Stored data entries:
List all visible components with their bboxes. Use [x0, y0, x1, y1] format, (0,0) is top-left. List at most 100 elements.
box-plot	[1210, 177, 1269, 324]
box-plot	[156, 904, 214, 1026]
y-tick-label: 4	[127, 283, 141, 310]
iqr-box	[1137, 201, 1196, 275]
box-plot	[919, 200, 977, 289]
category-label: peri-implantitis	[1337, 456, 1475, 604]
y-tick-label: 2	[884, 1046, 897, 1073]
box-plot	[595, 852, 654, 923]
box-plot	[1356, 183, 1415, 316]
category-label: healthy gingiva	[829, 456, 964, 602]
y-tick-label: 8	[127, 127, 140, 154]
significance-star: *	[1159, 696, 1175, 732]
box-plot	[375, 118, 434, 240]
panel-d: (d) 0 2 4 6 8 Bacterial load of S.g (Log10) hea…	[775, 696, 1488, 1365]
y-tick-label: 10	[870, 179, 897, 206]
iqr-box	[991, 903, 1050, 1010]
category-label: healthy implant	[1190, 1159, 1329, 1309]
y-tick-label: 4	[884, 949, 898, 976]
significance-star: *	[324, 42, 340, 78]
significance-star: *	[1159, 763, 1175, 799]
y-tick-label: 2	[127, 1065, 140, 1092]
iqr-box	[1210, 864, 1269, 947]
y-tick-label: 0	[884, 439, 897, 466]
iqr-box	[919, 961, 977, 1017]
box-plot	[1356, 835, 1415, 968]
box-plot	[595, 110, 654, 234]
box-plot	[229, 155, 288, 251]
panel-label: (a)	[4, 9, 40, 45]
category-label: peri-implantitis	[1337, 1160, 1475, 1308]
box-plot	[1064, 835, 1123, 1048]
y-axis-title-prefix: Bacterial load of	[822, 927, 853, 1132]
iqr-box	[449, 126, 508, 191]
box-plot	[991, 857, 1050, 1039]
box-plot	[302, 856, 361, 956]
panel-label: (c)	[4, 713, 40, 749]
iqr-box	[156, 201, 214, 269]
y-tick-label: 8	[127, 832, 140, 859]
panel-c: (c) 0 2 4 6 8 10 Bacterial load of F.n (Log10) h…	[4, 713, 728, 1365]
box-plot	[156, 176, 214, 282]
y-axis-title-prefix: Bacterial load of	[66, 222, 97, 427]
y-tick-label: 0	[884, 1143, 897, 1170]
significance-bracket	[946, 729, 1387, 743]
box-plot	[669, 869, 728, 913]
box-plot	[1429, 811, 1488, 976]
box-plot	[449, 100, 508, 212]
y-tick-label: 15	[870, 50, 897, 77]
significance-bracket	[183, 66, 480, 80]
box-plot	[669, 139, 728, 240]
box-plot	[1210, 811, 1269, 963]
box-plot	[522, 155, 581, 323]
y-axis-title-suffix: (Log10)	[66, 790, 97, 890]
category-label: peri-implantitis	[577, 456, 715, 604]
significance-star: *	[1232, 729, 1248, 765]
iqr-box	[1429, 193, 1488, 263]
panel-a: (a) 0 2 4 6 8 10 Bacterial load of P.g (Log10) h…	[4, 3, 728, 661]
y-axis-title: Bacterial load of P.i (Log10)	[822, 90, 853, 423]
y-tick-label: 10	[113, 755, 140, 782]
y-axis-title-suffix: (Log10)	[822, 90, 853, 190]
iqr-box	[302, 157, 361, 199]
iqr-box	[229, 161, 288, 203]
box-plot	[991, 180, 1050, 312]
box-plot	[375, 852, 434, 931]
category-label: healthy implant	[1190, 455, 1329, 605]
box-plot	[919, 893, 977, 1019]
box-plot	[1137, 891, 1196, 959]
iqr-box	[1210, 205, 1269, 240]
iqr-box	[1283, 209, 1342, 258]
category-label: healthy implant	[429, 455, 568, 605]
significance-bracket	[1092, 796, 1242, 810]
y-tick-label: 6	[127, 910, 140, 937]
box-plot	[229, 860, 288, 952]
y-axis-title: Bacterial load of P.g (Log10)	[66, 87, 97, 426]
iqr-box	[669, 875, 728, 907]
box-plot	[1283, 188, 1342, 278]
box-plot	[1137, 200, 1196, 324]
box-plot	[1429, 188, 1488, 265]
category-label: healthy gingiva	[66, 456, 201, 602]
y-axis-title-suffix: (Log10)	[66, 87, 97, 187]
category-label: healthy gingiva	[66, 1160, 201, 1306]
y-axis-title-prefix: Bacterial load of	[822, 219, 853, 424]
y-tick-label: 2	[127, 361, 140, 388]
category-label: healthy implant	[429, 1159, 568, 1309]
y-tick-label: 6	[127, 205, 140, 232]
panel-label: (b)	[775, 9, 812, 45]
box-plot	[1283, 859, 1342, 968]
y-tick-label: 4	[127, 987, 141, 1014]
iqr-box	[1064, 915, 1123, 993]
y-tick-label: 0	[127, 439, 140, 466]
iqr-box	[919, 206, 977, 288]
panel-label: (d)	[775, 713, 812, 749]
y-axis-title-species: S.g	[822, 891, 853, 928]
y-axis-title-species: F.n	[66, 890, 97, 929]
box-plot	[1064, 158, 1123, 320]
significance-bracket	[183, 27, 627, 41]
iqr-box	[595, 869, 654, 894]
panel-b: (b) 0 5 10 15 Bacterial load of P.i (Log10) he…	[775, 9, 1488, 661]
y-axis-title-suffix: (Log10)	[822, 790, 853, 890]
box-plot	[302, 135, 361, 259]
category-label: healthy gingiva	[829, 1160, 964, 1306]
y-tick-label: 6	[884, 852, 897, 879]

** Task to complete **
When you output the entries, keep every word exactly as it stands.

** Exercise response **
List all visible components with their bboxes. Use [x0, y0, x1, y1] format, (0,0) is top-left. List at most 100 elements.
box-plot	[1210, 177, 1269, 324]
box-plot	[156, 904, 214, 1026]
y-tick-label: 4	[127, 283, 141, 310]
iqr-box	[1137, 201, 1196, 275]
box-plot	[919, 200, 977, 289]
category-label: peri-implantitis	[1337, 456, 1475, 604]
y-tick-label: 2	[884, 1046, 897, 1073]
box-plot	[595, 852, 654, 923]
box-plot	[1356, 183, 1415, 316]
category-label: healthy gingiva	[829, 456, 964, 602]
y-tick-label: 8	[127, 127, 140, 154]
significance-star: *	[1159, 696, 1175, 732]
box-plot	[375, 118, 434, 240]
panel-d: (d) 0 2 4 6 8 Bacterial load of S.g (Log10) hea…	[775, 696, 1488, 1365]
y-tick-label: 10	[870, 179, 897, 206]
iqr-box	[991, 903, 1050, 1010]
category-label: healthy implant	[1190, 1159, 1329, 1309]
y-tick-label: 4	[884, 949, 898, 976]
significance-star: *	[324, 42, 340, 78]
significance-star: *	[1159, 763, 1175, 799]
y-tick-label: 2	[127, 1065, 140, 1092]
iqr-box	[1210, 864, 1269, 947]
y-tick-label: 0	[884, 439, 897, 466]
iqr-box	[919, 961, 977, 1017]
box-plot	[1356, 835, 1415, 968]
box-plot	[595, 110, 654, 234]
box-plot	[229, 155, 288, 251]
panel-label: (a)	[4, 9, 40, 45]
category-label: peri-implantitis	[1337, 1160, 1475, 1308]
box-plot	[1064, 835, 1123, 1048]
y-axis-title-prefix: Bacterial load of	[822, 927, 853, 1132]
iqr-box	[449, 126, 508, 191]
box-plot	[991, 857, 1050, 1039]
box-plot	[302, 856, 361, 956]
panel-label: (c)	[4, 713, 40, 749]
iqr-box	[156, 201, 214, 269]
y-tick-label: 8	[127, 832, 140, 859]
panel-c: (c) 0 2 4 6 8 10 Bacterial load of F.n (Log10) h…	[4, 713, 728, 1365]
box-plot	[156, 176, 214, 282]
y-axis-title-prefix: Bacterial load of	[66, 222, 97, 427]
y-tick-label: 0	[884, 1143, 897, 1170]
significance-bracket	[946, 729, 1387, 743]
box-plot	[669, 869, 728, 913]
box-plot	[1429, 811, 1488, 976]
box-plot	[449, 100, 508, 212]
y-tick-label: 15	[870, 50, 897, 77]
significance-bracket	[183, 66, 480, 80]
box-plot	[669, 139, 728, 240]
box-plot	[1210, 811, 1269, 963]
box-plot	[522, 155, 581, 323]
y-axis-title-suffix: (Log10)	[66, 790, 97, 890]
category-label: peri-implantitis	[577, 456, 715, 604]
significance-star: *	[1232, 729, 1248, 765]
iqr-box	[1429, 193, 1488, 263]
panel-a: (a) 0 2 4 6 8 10 Bacterial load of P.g (Log10) h…	[4, 3, 728, 661]
y-axis-title: Bacterial load of P.i (Log10)	[822, 90, 853, 423]
y-tick-label: 10	[113, 755, 140, 782]
y-axis-title-suffix: (Log10)	[822, 90, 853, 190]
iqr-box	[302, 157, 361, 199]
iqr-box	[229, 161, 288, 203]
box-plot	[991, 180, 1050, 312]
box-plot	[375, 852, 434, 931]
category-label: healthy implant	[1190, 455, 1329, 605]
box-plot	[919, 893, 977, 1019]
box-plot	[1137, 891, 1196, 959]
iqr-box	[1210, 205, 1269, 240]
iqr-box	[1283, 209, 1342, 258]
category-label: healthy implant	[429, 455, 568, 605]
significance-bracket	[1092, 796, 1242, 810]
y-tick-label: 6	[127, 910, 140, 937]
box-plot	[229, 860, 288, 952]
y-axis-title: Bacterial load of P.g (Log10)	[66, 87, 97, 426]
iqr-box	[669, 875, 728, 907]
box-plot	[1283, 188, 1342, 278]
box-plot	[1137, 200, 1196, 324]
box-plot	[1429, 188, 1488, 265]
category-label: healthy gingiva	[66, 456, 201, 602]
y-axis-title-suffix: (Log10)	[66, 87, 97, 187]
category-label: healthy gingiva	[66, 1160, 201, 1306]
y-axis-title-prefix: Bacterial load of	[822, 219, 853, 424]
y-tick-label: 2	[127, 361, 140, 388]
category-label: healthy implant	[429, 1159, 568, 1309]
y-tick-label: 6	[127, 205, 140, 232]
panel-label: (b)	[775, 9, 812, 45]
box-plot	[1283, 859, 1342, 968]
y-tick-label: 4	[127, 987, 141, 1014]
iqr-box	[1064, 915, 1123, 993]
y-tick-label: 0	[127, 439, 140, 466]
iqr-box	[919, 206, 977, 288]
panel-label: (d)	[775, 713, 812, 749]
y-axis-title-species: S.g	[822, 891, 853, 928]
y-axis-title-species: F.n	[66, 890, 97, 929]
box-plot	[1064, 158, 1123, 320]
significance-bracket	[183, 27, 627, 41]
iqr-box	[595, 869, 654, 894]
panel-b: (b) 0 5 10 15 Bacterial load of P.i (Log10) he…	[775, 9, 1488, 661]
y-axis-title-suffix: (Log10)	[822, 790, 853, 890]
box-plot	[302, 135, 361, 259]
category-label: healthy gingiva	[829, 1160, 964, 1306]
y-tick-label: 6	[884, 852, 897, 879]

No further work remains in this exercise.